# Data provided:
## start
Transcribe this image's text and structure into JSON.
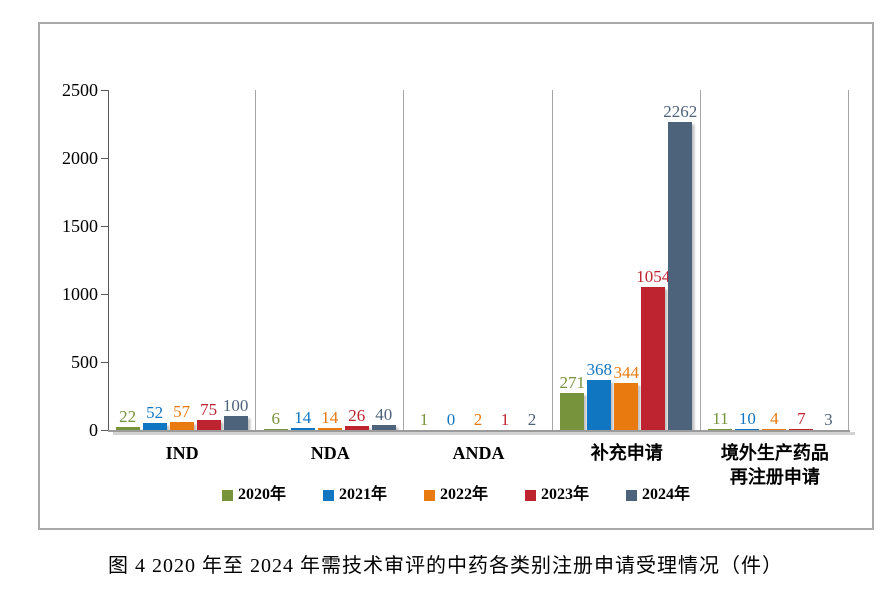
{
  "figure_caption": "图 4  2020 年至 2024 年需技术审评的中药各类别注册申请受理情况（件）",
  "chart_data": {
    "type": "bar",
    "title": "",
    "categories": [
      "IND",
      "NDA",
      "ANDA",
      "补充申请",
      "境外生产药品再注册申请"
    ],
    "category_display_lines": [
      [
        "IND"
      ],
      [
        "NDA"
      ],
      [
        "ANDA"
      ],
      [
        "补充申请"
      ],
      [
        "境外生产药品",
        "再注册申请"
      ]
    ],
    "series": [
      {
        "name": "2020年",
        "color": "#77933C",
        "values": [
          22,
          6,
          1,
          271,
          11
        ]
      },
      {
        "name": "2021年",
        "color": "#1176C2",
        "values": [
          52,
          14,
          0,
          368,
          10
        ]
      },
      {
        "name": "2022年",
        "color": "#E87A10",
        "values": [
          57,
          14,
          2,
          344,
          4
        ]
      },
      {
        "name": "2023年",
        "color": "#BE2330",
        "values": [
          75,
          26,
          1,
          1054,
          7
        ]
      },
      {
        "name": "2024年",
        "color": "#4D627B",
        "values": [
          100,
          40,
          2,
          2262,
          3
        ]
      }
    ],
    "ylim": [
      0,
      2500
    ],
    "yticks": [
      0,
      500,
      1000,
      1500,
      2000,
      2500
    ],
    "legend_position": "bottom",
    "grid": "vertical-category-dividers",
    "frame_border_color": "#A9A9A9",
    "divider_color": "#A6A6A6",
    "axis_color": "#595959"
  }
}
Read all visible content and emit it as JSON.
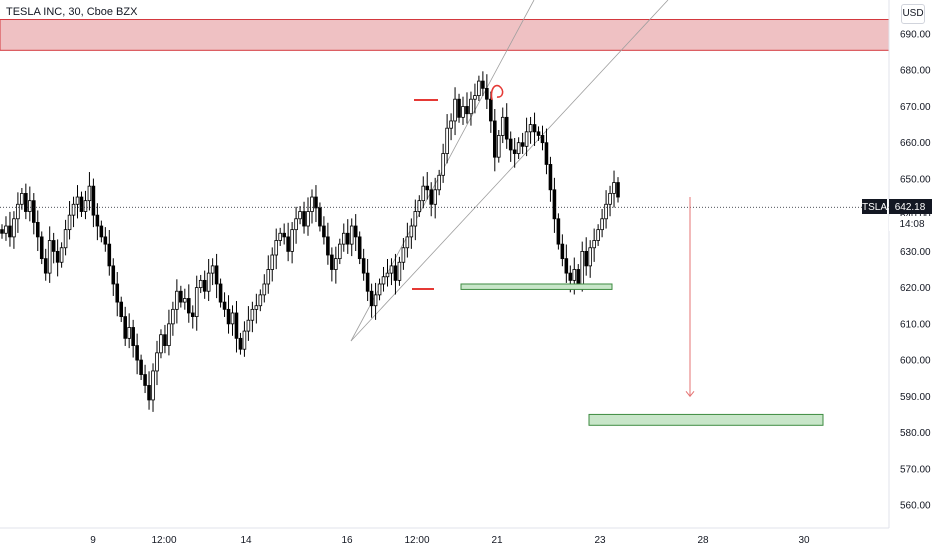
{
  "header": {
    "symbol_line": "TESLA INC, 30, Cboe BZX",
    "currency": "USD"
  },
  "price_tag": {
    "ticker": "TSLA",
    "price": "642.18",
    "countdown": "14:08"
  },
  "colors": {
    "up": "#26a69a",
    "down": "#000000",
    "candle": "#000000",
    "resistance_fill": "#efc1c3",
    "resistance_stroke": "#d3383d",
    "support_fill": "#c8e6c9",
    "support_stroke": "#3d8b40",
    "marker": "#e53935",
    "arrow": "#e57373",
    "trendline": "#9e9e9e"
  },
  "chart_data": {
    "type": "candlestick",
    "title": "TESLA INC, 30, Cboe BZX",
    "ylim": [
      552,
      700
    ],
    "y_ticks": [
      560,
      570,
      580,
      590,
      600,
      610,
      620,
      630,
      640,
      650,
      660,
      670,
      680,
      690
    ],
    "y_tick_labels": [
      "560.00",
      "570.00",
      "580.00",
      "590.00",
      "600.00",
      "610.00",
      "620.00",
      "630.00",
      "640.00",
      "650.00",
      "660.00",
      "670.00",
      "680.00",
      "690.00"
    ],
    "x_labels": [
      "9",
      "12:00",
      "14",
      "16",
      "12:00",
      "21",
      "23",
      "28",
      "30"
    ],
    "last_price": 642.18,
    "resistance_zone": [
      685.5,
      694
    ],
    "support_zones": [
      [
        619.5,
        621
      ],
      [
        582,
        585
      ]
    ],
    "target_arrow": {
      "from": 645,
      "to": 590
    },
    "closes": [
      635,
      637,
      634,
      639,
      643,
      646,
      641,
      644,
      638,
      634,
      628,
      624,
      633,
      630,
      627,
      631,
      636,
      640,
      643,
      645,
      641,
      644,
      648,
      640,
      637,
      634,
      632,
      626,
      621,
      616,
      612,
      606,
      609,
      604,
      600,
      596,
      593,
      589,
      597,
      602,
      607,
      604,
      610,
      614,
      619,
      616,
      617,
      613,
      612,
      620,
      622,
      619,
      624,
      626,
      621,
      616,
      614,
      610,
      613,
      606,
      603,
      608,
      611,
      614,
      615,
      618,
      621,
      625,
      629,
      633,
      635,
      634,
      630,
      636,
      639,
      641,
      637,
      641,
      645,
      642,
      637,
      634,
      629,
      625,
      628,
      632,
      635,
      632,
      637,
      634,
      628,
      624,
      619,
      615,
      618,
      621,
      623,
      624,
      626,
      622,
      627,
      631,
      634,
      637,
      641,
      644,
      648,
      647,
      643,
      647,
      651,
      657,
      664,
      666,
      672,
      667,
      670,
      668,
      672,
      673,
      677,
      675,
      672,
      666,
      656,
      662,
      667,
      661,
      658,
      657,
      660,
      659,
      663,
      665,
      663,
      662,
      660,
      654,
      647,
      639,
      632,
      628,
      624,
      622,
      625,
      621,
      630,
      626,
      631,
      633,
      636,
      639,
      643,
      646,
      649,
      645
    ],
    "volume": []
  }
}
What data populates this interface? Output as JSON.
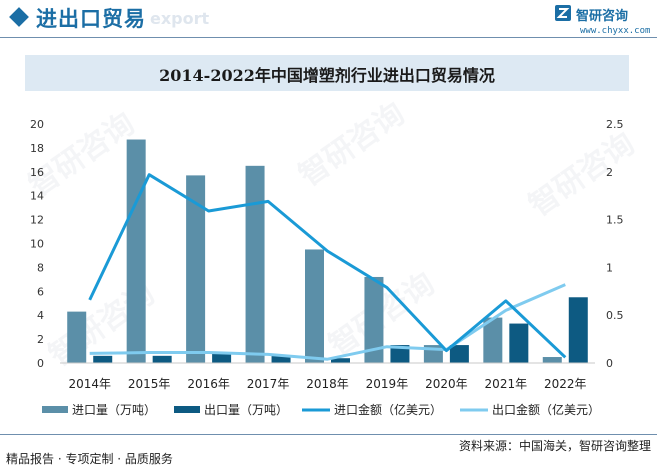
{
  "header": {
    "section_title": "进出口贸易",
    "section_title_en": "export",
    "brand_name": "智研咨询",
    "brand_url": "www.chyxx.com",
    "brand_color": "#1b6ea5"
  },
  "footer": {
    "source": "资料来源：中国海关，智研咨询整理",
    "tags": "精品报告 · 专项定制 · 品质服务"
  },
  "watermark_text": "智研咨询",
  "chart_data": {
    "type": "bar",
    "title": "2014-2022年中国增塑剂行业进出口贸易情况",
    "categories": [
      "2014年",
      "2015年",
      "2016年",
      "2017年",
      "2018年",
      "2019年",
      "2020年",
      "2021年",
      "2022年"
    ],
    "left_axis": {
      "min": 0,
      "max": 20,
      "step": 2,
      "ticks": [
        "0",
        "2",
        "4",
        "6",
        "8",
        "10",
        "12",
        "14",
        "16",
        "18",
        "20"
      ]
    },
    "right_axis": {
      "min": 0,
      "max": 2.5,
      "step": 0.5,
      "ticks": [
        "0",
        "0.5",
        "1",
        "1.5",
        "2",
        "2.5"
      ]
    },
    "grid": false,
    "legend_position": "bottom",
    "series": [
      {
        "name": "进口量（万吨）",
        "type": "bar",
        "axis": "left",
        "color": "#5b8fa8",
        "values": [
          4.3,
          18.7,
          15.7,
          16.5,
          9.5,
          7.2,
          1.5,
          3.8,
          0.5
        ]
      },
      {
        "name": "出口量（万吨）",
        "type": "bar",
        "axis": "left",
        "color": "#0d5a82",
        "values": [
          0.6,
          0.6,
          0.9,
          0.6,
          0.4,
          1.5,
          1.5,
          3.3,
          5.5
        ]
      },
      {
        "name": "进口金额（亿美元）",
        "type": "line",
        "axis": "right",
        "color": "#1a9ad6",
        "values": [
          0.66,
          1.97,
          1.59,
          1.69,
          1.17,
          0.79,
          0.13,
          0.65,
          0.06
        ]
      },
      {
        "name": "出口金额（亿美元）",
        "type": "line",
        "axis": "right",
        "color": "#7fcbef",
        "values": [
          0.1,
          0.11,
          0.11,
          0.09,
          0.04,
          0.17,
          0.14,
          0.55,
          0.82
        ]
      }
    ]
  }
}
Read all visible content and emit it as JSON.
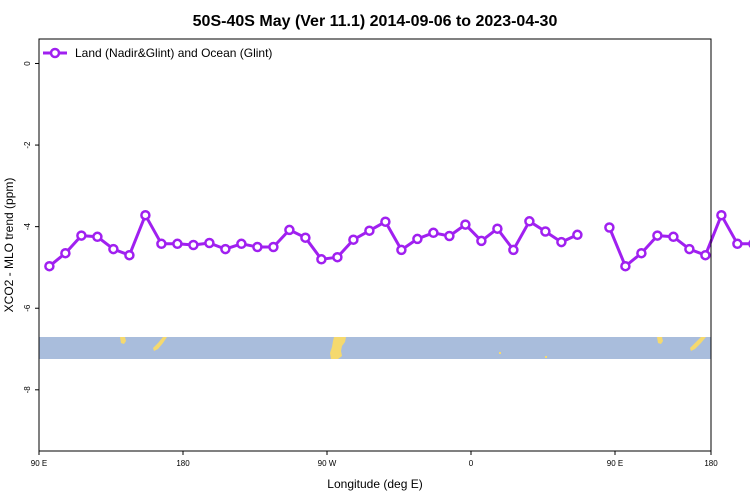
{
  "chart_data": {
    "type": "line",
    "title": "50S-40S May (Ver 11.1)   2014-09-06 to 2023-04-30",
    "xlabel": "Longitude (deg E)",
    "ylabel": "XCO2 - MLO trend (ppm)",
    "xlim": [
      90,
      510
    ],
    "ylim": [
      -9.5,
      0.6
    ],
    "xticks": [
      {
        "value": 90,
        "label": "90 E"
      },
      {
        "value": 180,
        "label": "180"
      },
      {
        "value": 270,
        "label": "90 W"
      },
      {
        "value": 360,
        "label": "0"
      },
      {
        "value": 450,
        "label": "90 E"
      },
      {
        "value": 540,
        "label": "180"
      }
    ],
    "yticks": [
      0,
      -2,
      -4,
      -6,
      -8
    ],
    "legend": {
      "position": "top-left"
    },
    "series": [
      {
        "name": "Land (Nadir&Glint) and Ocean (Glint)",
        "color": "#a020f0",
        "segments": [
          [
            [
              96.5,
              -4.97
            ],
            [
              106.5,
              -4.65
            ],
            [
              116.5,
              -4.22
            ],
            [
              126.5,
              -4.25
            ],
            [
              136.5,
              -4.55
            ],
            [
              146.5,
              -4.7
            ],
            [
              156.5,
              -3.72
            ],
            [
              166.5,
              -4.42
            ],
            [
              176.5,
              -4.42
            ],
            [
              186.5,
              -4.45
            ],
            [
              196.5,
              -4.4
            ],
            [
              206.5,
              -4.55
            ],
            [
              216.5,
              -4.42
            ],
            [
              226.5,
              -4.5
            ],
            [
              236.5,
              -4.5
            ],
            [
              246.5,
              -4.08
            ],
            [
              256.5,
              -4.27
            ],
            [
              266.5,
              -4.8
            ],
            [
              276.5,
              -4.75
            ],
            [
              286.5,
              -4.32
            ],
            [
              296.5,
              -4.1
            ],
            [
              306.5,
              -3.88
            ],
            [
              316.5,
              -4.57
            ],
            [
              326.5,
              -4.3
            ],
            [
              336.5,
              -4.15
            ],
            [
              346.5,
              -4.23
            ],
            [
              356.5,
              -3.95
            ],
            [
              366.5,
              -4.35
            ],
            [
              376.5,
              -4.05
            ],
            [
              386.5,
              -4.57
            ],
            [
              396.5,
              -3.87
            ],
            [
              406.5,
              -4.12
            ],
            [
              416.5,
              -4.38
            ],
            [
              426.5,
              -4.2
            ]
          ],
          [
            [
              446.5,
              -4.02
            ],
            [
              456.5,
              -4.97
            ],
            [
              466.5,
              -4.65
            ],
            [
              476.5,
              -4.22
            ],
            [
              486.5,
              -4.25
            ],
            [
              496.5,
              -4.55
            ],
            [
              506.5,
              -4.7
            ],
            [
              516.5,
              -3.72
            ],
            [
              526.5,
              -4.42
            ],
            [
              536.5,
              -4.42
            ]
          ]
        ]
      }
    ]
  }
}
## end
# What you should do:
In the records above, find each line with the word "JSON" and copy it.

# Expected answer:
Transcribe this image's text and structure into JSON.
Read all visible content and emit it as JSON.
What data populates this interface? Output as JSON.
Read all visible content and emit it as JSON.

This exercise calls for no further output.